Begin

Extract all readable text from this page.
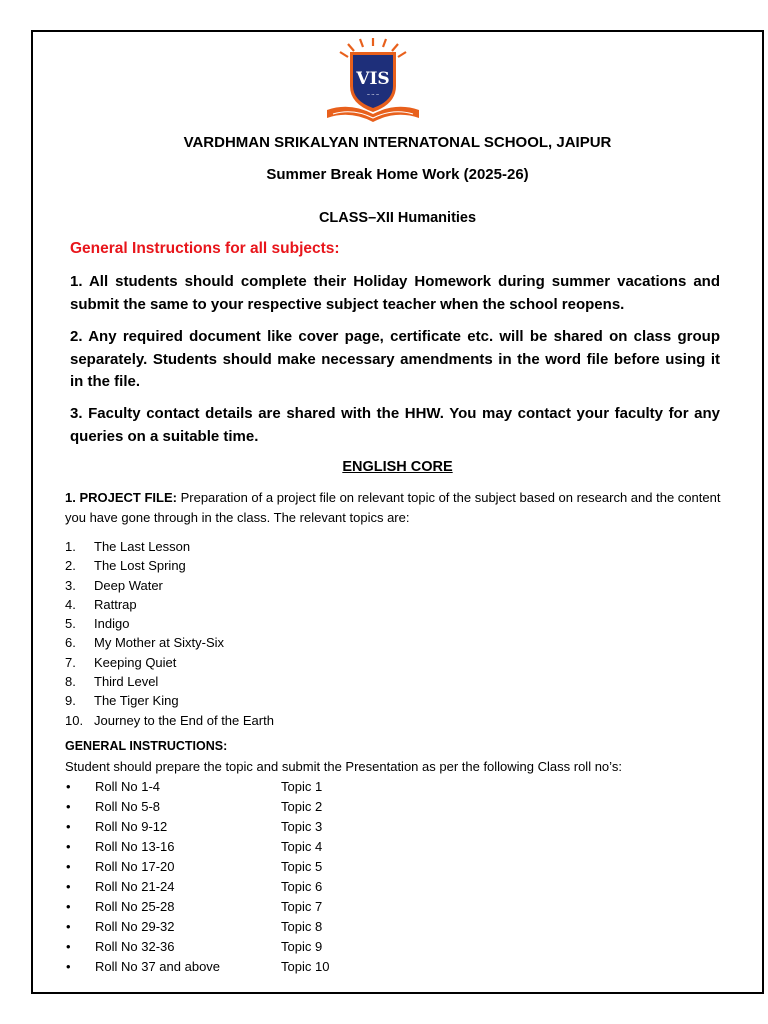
VIS
~ ~ ~
VARDHMAN SRIKALYAN INTERNATONAL SCHOOL, JAIPUR
Summer Break Home Work (2025-26)
CLASS–XII Humanities
General Instructions for all subjects:
1. All students should complete their Holiday Homework during summer vacations and submit the same to your respective subject teacher when the school reopens.
2. Any required document like cover page, certificate etc. will be shared on class group separately. Students should make necessary amendments in the word file before using it in the file.
3. Faculty contact details are shared with the HHW. You may contact your faculty for any queries on a suitable time.
ENGLISH CORE
1. PROJECT FILE: Preparation of a project file on relevant topic of the subject based on research and the content you have gone through in the class. The relevant topics are:
1. The Last Lesson
2. The Lost Spring
3. Deep Water
4. Rattrap
5. Indigo
6. My Mother at Sixty-Six
7. Keeping Quiet
8. Third Level
9. The Tiger King
10. Journey to the End of the Earth
GENERAL INSTRUCTIONS:
Student should prepare the topic and submit the Presentation as per the following Class roll no’s:
• Roll No 1-4	Topic 1
• Roll No 5-8	Topic 2
• Roll No 9-12	Topic 3
• Roll No 13-16	Topic 4
• Roll No 17-20	Topic 5
• Roll No 21-24	Topic 6
• Roll No 25-28	Topic 7
• Roll No 29-32	Topic 8
• Roll No 32-36	Topic 9
• Roll No 37 and above	Topic 10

End

Instructions for the task: Where a line holds "shared", copy that line.

Response to the task:
2. Any required document like cover page, certificate etc. will be shared on class group separately. Students should make necessary amendments in the word file before using it in the file.
3. Faculty contact details are shared with the HHW. You may contact your faculty for any queries on a suitable time.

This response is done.